--- Your task ---
Copy out all lines of the records in which the word "icon" appears.

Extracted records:

-*-*-

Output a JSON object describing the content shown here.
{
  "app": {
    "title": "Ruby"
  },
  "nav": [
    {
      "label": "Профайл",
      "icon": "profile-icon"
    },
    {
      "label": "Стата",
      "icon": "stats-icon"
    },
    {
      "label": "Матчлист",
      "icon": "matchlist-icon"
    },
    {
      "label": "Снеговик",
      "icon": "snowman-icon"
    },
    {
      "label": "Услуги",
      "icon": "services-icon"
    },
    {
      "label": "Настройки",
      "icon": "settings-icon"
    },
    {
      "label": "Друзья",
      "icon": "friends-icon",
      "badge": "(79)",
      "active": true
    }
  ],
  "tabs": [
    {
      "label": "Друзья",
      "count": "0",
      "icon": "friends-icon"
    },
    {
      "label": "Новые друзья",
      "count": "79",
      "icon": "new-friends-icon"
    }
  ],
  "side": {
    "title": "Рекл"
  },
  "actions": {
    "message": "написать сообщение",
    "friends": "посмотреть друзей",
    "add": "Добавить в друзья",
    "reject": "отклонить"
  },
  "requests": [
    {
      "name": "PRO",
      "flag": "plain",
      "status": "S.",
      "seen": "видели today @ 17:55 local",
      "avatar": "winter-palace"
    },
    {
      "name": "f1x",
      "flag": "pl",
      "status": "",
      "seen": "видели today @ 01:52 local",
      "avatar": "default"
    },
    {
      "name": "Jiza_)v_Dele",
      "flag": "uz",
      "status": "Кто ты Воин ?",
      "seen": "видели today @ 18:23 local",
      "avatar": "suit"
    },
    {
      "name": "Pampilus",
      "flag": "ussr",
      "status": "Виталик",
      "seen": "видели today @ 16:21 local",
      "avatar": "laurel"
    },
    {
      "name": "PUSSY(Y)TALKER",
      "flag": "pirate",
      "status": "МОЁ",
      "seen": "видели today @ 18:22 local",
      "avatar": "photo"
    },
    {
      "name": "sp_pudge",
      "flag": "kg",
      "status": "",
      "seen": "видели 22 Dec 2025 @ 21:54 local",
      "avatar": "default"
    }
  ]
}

-*-*-

--- Final result ---
      "icon": "profile-icon"
      "icon": "stats-icon"
      "icon": "matchlist-icon"
      "icon": "snowman-icon"
      "icon": "services-icon"
      "icon": "settings-icon"
      "icon": "friends-icon",
      "icon": "friends-icon"
      "icon": "new-friends-icon"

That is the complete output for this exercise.